## start
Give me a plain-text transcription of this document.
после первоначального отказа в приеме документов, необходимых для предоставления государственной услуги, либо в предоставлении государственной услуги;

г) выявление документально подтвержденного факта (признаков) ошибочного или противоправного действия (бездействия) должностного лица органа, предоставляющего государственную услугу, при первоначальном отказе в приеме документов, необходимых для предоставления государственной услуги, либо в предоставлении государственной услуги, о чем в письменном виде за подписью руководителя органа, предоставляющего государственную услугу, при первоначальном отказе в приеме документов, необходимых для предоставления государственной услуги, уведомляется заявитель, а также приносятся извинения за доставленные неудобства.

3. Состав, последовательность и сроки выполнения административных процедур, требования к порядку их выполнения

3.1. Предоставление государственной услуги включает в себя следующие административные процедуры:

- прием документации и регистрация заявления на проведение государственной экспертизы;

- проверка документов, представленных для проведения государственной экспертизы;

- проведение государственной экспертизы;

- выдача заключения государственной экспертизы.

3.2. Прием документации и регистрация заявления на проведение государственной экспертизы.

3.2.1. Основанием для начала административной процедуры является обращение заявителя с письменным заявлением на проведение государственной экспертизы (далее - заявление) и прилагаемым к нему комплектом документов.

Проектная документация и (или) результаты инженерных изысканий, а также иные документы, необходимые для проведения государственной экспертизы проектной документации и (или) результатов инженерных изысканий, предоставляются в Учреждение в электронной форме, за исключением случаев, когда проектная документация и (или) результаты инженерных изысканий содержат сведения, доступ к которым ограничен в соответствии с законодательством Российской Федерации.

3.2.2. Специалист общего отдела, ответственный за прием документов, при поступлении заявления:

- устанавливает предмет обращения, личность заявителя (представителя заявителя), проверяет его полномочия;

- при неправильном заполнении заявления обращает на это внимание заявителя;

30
## end
- Task statement
Which lines contain "процедуры"? Copy each of them out.

- Result of the exercise
3.1. Предоставление государственной услуги включает в себя следующие административные процедуры:
3.2.1. Основанием для начала административной процедуры является обращение заявителя с письменным заявлением на проведение государственной экспертизы (далее - заявление) и прилагаемым к нему комплектом документов.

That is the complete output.